### What is needed
Return each line containing "this".

### Entries shown
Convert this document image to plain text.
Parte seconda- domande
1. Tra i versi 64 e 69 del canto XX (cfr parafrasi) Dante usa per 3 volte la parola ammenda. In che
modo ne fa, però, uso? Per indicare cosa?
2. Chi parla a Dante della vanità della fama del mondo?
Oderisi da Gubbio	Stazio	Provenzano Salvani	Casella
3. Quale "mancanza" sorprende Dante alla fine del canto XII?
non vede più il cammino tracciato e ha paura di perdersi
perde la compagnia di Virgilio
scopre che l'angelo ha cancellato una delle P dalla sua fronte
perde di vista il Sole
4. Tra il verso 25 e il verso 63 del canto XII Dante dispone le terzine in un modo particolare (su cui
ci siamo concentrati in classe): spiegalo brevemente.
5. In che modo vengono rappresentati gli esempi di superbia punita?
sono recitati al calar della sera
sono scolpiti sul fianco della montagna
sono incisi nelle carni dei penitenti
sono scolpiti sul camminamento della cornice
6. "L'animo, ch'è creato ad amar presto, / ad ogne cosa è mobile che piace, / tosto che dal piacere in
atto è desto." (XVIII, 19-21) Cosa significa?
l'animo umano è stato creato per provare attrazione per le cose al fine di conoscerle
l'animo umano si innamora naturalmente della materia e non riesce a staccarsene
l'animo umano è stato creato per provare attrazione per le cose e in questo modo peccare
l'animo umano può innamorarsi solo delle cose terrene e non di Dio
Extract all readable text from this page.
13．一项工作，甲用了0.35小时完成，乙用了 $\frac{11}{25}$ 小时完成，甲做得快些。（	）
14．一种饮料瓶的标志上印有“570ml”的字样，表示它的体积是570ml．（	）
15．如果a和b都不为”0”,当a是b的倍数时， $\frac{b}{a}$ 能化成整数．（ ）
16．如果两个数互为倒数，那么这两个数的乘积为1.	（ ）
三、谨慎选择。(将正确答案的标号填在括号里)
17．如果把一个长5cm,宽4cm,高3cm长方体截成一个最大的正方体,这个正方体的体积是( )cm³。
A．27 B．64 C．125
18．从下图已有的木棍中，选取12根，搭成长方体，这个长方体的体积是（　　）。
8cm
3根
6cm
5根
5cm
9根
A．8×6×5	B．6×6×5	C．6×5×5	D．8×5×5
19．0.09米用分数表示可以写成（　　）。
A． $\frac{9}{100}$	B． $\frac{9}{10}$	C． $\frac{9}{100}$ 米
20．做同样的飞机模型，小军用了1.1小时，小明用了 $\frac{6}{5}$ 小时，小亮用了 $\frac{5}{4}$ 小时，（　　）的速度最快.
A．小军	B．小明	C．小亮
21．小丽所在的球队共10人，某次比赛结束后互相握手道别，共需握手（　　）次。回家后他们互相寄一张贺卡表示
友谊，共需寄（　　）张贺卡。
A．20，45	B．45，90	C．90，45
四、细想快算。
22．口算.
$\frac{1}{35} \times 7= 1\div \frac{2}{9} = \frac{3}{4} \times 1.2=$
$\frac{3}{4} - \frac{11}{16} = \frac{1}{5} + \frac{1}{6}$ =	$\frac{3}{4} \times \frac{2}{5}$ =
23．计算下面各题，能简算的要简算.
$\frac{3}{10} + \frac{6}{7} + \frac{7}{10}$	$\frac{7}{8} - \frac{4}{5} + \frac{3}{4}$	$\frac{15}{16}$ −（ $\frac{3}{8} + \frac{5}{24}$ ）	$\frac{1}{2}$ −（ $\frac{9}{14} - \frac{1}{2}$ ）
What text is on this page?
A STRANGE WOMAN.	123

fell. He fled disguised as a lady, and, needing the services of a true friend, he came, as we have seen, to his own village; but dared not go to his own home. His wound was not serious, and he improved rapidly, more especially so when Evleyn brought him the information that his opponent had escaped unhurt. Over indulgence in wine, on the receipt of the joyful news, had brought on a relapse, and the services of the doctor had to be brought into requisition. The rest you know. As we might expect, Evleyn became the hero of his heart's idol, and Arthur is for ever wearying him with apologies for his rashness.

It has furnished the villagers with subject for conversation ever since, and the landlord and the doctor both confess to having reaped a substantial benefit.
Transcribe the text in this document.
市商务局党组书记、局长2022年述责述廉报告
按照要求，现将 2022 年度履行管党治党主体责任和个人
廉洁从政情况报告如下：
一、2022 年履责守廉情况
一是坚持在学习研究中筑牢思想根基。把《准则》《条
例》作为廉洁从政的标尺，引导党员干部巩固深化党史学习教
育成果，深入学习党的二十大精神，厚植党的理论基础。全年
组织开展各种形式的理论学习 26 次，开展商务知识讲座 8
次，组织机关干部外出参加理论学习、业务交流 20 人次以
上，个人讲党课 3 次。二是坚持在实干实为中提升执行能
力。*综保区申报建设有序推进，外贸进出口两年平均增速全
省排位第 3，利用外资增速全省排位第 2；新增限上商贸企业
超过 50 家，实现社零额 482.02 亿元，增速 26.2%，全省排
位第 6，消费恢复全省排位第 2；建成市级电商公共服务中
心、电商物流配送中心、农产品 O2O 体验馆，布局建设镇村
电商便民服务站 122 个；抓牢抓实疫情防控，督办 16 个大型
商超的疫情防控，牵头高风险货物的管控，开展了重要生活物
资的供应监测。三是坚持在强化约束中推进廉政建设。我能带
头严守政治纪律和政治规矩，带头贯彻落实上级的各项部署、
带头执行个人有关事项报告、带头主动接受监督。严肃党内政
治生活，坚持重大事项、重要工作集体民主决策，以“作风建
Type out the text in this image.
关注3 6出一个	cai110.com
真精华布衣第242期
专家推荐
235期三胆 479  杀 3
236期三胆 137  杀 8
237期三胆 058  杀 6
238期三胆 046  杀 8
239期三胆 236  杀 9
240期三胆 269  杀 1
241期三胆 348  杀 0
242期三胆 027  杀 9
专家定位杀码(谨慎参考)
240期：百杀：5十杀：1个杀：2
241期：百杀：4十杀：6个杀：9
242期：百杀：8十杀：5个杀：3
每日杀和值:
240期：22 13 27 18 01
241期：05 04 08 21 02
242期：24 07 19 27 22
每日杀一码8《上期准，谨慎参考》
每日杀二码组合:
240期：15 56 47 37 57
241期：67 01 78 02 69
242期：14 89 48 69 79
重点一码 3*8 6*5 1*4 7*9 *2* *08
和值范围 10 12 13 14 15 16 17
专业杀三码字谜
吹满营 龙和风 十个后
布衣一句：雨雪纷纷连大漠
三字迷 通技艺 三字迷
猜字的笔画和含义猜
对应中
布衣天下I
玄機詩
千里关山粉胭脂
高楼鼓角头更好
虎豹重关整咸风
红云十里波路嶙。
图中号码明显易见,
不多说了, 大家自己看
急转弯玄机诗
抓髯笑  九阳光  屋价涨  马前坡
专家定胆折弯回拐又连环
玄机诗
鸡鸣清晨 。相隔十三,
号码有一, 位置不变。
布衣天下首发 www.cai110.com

### Final result
Convert this document image to plain text.
Extract all readable text from this page.
What text is on this page?
Transcribe the text in this document.
Type out the text in this image.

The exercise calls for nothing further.